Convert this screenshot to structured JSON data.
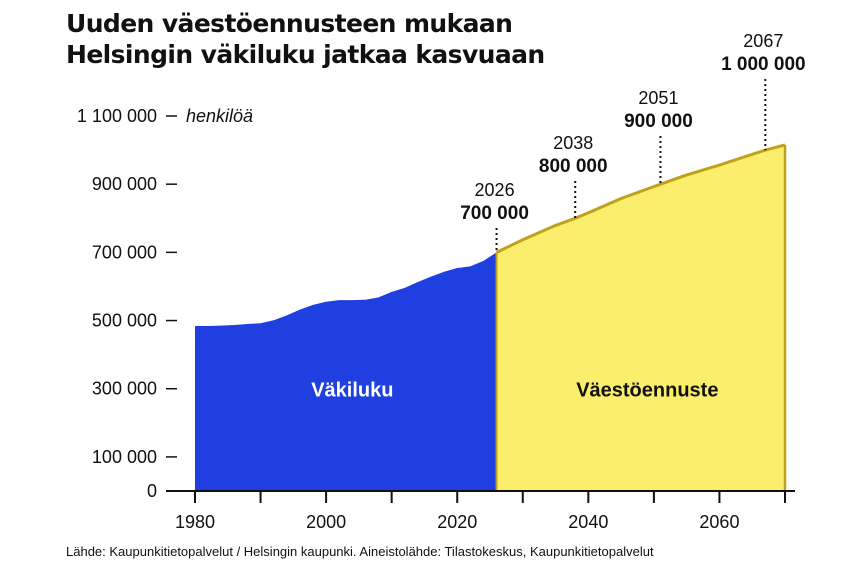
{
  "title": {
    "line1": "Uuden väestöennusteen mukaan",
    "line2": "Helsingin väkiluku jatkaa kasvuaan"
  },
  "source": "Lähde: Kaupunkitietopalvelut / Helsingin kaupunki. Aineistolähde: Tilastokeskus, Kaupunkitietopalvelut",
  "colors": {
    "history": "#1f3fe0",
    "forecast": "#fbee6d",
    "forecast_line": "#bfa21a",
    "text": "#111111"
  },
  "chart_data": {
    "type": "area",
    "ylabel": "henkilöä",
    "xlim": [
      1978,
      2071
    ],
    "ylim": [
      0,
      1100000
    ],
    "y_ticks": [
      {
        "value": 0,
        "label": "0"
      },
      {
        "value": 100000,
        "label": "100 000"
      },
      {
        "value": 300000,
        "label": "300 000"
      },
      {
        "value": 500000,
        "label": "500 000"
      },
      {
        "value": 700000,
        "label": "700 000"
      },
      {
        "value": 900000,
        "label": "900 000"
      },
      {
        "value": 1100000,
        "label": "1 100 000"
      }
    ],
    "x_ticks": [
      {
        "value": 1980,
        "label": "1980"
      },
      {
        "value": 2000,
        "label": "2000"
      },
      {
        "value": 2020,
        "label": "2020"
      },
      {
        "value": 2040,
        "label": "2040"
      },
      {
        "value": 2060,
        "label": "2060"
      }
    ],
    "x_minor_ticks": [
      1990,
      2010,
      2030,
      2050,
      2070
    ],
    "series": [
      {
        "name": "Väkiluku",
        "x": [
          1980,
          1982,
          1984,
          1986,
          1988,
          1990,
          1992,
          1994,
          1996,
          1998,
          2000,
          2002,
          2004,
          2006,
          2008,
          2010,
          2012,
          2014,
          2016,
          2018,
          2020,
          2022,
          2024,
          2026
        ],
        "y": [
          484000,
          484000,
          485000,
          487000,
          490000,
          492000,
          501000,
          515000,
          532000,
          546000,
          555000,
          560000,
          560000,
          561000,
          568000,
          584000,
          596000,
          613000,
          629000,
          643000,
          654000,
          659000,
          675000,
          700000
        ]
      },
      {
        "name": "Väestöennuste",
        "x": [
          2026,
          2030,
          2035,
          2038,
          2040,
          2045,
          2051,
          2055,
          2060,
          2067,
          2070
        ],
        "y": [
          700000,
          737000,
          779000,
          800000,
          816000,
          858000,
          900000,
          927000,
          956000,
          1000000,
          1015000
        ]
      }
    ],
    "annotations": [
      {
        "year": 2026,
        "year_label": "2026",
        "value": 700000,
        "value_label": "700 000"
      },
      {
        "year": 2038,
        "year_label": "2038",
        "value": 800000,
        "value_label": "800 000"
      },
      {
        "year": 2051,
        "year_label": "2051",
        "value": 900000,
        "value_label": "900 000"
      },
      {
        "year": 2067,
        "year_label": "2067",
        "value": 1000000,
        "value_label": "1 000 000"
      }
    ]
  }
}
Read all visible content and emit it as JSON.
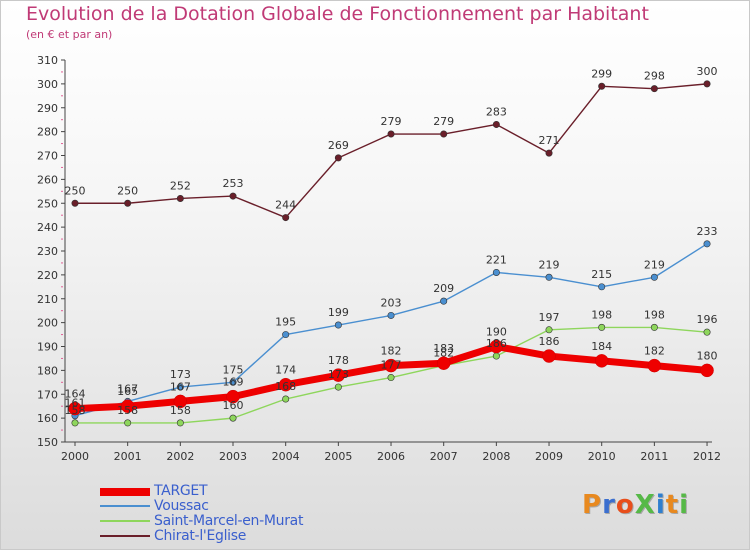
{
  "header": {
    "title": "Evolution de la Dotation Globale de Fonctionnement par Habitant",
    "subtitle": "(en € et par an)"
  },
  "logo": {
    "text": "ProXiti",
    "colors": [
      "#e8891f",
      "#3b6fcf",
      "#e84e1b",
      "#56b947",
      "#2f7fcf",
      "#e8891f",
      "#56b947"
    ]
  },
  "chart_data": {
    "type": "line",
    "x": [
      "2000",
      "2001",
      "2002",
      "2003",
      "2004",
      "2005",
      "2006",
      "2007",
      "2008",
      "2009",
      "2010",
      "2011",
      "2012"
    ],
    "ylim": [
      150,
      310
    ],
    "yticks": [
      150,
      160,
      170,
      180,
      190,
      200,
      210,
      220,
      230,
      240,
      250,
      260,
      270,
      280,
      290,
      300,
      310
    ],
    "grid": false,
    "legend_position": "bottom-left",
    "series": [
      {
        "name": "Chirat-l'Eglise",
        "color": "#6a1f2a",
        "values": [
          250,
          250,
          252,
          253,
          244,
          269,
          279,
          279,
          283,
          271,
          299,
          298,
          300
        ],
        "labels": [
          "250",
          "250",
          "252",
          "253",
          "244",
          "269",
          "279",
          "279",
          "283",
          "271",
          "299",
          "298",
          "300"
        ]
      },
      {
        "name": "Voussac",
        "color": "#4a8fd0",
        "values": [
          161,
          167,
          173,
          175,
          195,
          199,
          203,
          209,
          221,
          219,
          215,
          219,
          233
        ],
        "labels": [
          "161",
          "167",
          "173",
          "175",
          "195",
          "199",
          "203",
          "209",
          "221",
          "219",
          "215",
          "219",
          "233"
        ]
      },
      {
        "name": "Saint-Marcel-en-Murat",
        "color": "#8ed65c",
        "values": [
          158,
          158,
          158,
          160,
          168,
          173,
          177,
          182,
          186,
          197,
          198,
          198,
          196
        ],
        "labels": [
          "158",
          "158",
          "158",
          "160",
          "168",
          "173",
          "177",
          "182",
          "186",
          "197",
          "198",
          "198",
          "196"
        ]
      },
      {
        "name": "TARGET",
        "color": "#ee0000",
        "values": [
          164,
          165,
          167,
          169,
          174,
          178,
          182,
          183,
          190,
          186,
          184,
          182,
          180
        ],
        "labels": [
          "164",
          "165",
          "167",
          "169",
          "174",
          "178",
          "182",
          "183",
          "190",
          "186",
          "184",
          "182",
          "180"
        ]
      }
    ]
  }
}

:: What needs to be done ::
Reproduce every line above as written, skipping pictures.

:: Expected output ::
Convert this screenshot to structured JSON data.
{
  "title": {
    "line1": "Uuden väestöennusteen mukaan",
    "line2": "Helsingin väkiluku jatkaa kasvuaan"
  },
  "source": "Lähde: Kaupunkitietopalvelut / Helsingin kaupunki. Aineistolähde: Tilastokeskus, Kaupunkitietopalvelut",
  "colors": {
    "history": "#1f3fe0",
    "forecast": "#fbee6d",
    "forecast_line": "#bfa21a",
    "text": "#111111"
  },
  "chart_data": {
    "type": "area",
    "ylabel": "henkilöä",
    "xlim": [
      1978,
      2071
    ],
    "ylim": [
      0,
      1100000
    ],
    "y_ticks": [
      {
        "value": 0,
        "label": "0"
      },
      {
        "value": 100000,
        "label": "100 000"
      },
      {
        "value": 300000,
        "label": "300 000"
      },
      {
        "value": 500000,
        "label": "500 000"
      },
      {
        "value": 700000,
        "label": "700 000"
      },
      {
        "value": 900000,
        "label": "900 000"
      },
      {
        "value": 1100000,
        "label": "1 100 000"
      }
    ],
    "x_ticks": [
      {
        "value": 1980,
        "label": "1980"
      },
      {
        "value": 2000,
        "label": "2000"
      },
      {
        "value": 2020,
        "label": "2020"
      },
      {
        "value": 2040,
        "label": "2040"
      },
      {
        "value": 2060,
        "label": "2060"
      }
    ],
    "x_minor_ticks": [
      1990,
      2010,
      2030,
      2050,
      2070
    ],
    "series": [
      {
        "name": "Väkiluku",
        "x": [
          1980,
          1982,
          1984,
          1986,
          1988,
          1990,
          1992,
          1994,
          1996,
          1998,
          2000,
          2002,
          2004,
          2006,
          2008,
          2010,
          2012,
          2014,
          2016,
          2018,
          2020,
          2022,
          2024,
          2026
        ],
        "y": [
          484000,
          484000,
          485000,
          487000,
          490000,
          492000,
          501000,
          515000,
          532000,
          546000,
          555000,
          560000,
          560000,
          561000,
          568000,
          584000,
          596000,
          613000,
          629000,
          643000,
          654000,
          659000,
          675000,
          700000
        ]
      },
      {
        "name": "Väestöennuste",
        "x": [
          2026,
          2030,
          2035,
          2038,
          2040,
          2045,
          2051,
          2055,
          2060,
          2067,
          2070
        ],
        "y": [
          700000,
          737000,
          779000,
          800000,
          816000,
          858000,
          900000,
          927000,
          956000,
          1000000,
          1015000
        ]
      }
    ],
    "annotations": [
      {
        "year": 2026,
        "year_label": "2026",
        "value": 700000,
        "value_label": "700 000"
      },
      {
        "year": 2038,
        "year_label": "2038",
        "value": 800000,
        "value_label": "800 000"
      },
      {
        "year": 2051,
        "year_label": "2051",
        "value": 900000,
        "value_label": "900 000"
      },
      {
        "year": 2067,
        "year_label": "2067",
        "value": 1000000,
        "value_label": "1 000 000"
      }
    ]
  }
}
Read all visible content and emit it as JSON.
{
  "header": {
    "title": "Evolution de la Dotation Globale de Fonctionnement par Habitant",
    "subtitle": "(en € et par an)"
  },
  "logo": {
    "text": "ProXiti",
    "colors": [
      "#e8891f",
      "#3b6fcf",
      "#e84e1b",
      "#56b947",
      "#2f7fcf",
      "#e8891f",
      "#56b947"
    ]
  },
  "chart_data": {
    "type": "line",
    "x": [
      "2000",
      "2001",
      "2002",
      "2003",
      "2004",
      "2005",
      "2006",
      "2007",
      "2008",
      "2009",
      "2010",
      "2011",
      "2012"
    ],
    "ylim": [
      150,
      310
    ],
    "yticks": [
      150,
      160,
      170,
      180,
      190,
      200,
      210,
      220,
      230,
      240,
      250,
      260,
      270,
      280,
      290,
      300,
      310
    ],
    "grid": false,
    "legend_position": "bottom-left",
    "series": [
      {
        "name": "Chirat-l'Eglise",
        "color": "#6a1f2a",
        "values": [
          250,
          250,
          252,
          253,
          244,
          269,
          279,
          279,
          283,
          271,
          299,
          298,
          300
        ],
        "labels": [
          "250",
          "250",
          "252",
          "253",
          "244",
          "269",
          "279",
          "279",
          "283",
          "271",
          "299",
          "298",
          "300"
        ]
      },
      {
        "name": "Voussac",
        "color": "#4a8fd0",
        "values": [
          161,
          167,
          173,
          175,
          195,
          199,
          203,
          209,
          221,
          219,
          215,
          219,
          233
        ],
        "labels": [
          "161",
          "167",
          "173",
          "175",
          "195",
          "199",
          "203",
          "209",
          "221",
          "219",
          "215",
          "219",
          "233"
        ]
      },
      {
        "name": "Saint-Marcel-en-Murat",
        "color": "#8ed65c",
        "values": [
          158,
          158,
          158,
          160,
          168,
          173,
          177,
          182,
          186,
          197,
          198,
          198,
          196
        ],
        "labels": [
          "158",
          "158",
          "158",
          "160",
          "168",
          "173",
          "177",
          "182",
          "186",
          "197",
          "198",
          "198",
          "196"
        ]
      },
      {
        "name": "TARGET",
        "color": "#ee0000",
        "values": [
          164,
          165,
          167,
          169,
          174,
          178,
          182,
          183,
          190,
          186,
          184,
          182,
          180
        ],
        "labels": [
          "164",
          "165",
          "167",
          "169",
          "174",
          "178",
          "182",
          "183",
          "190",
          "186",
          "184",
          "182",
          "180"
        ]
      }
    ]
  }
}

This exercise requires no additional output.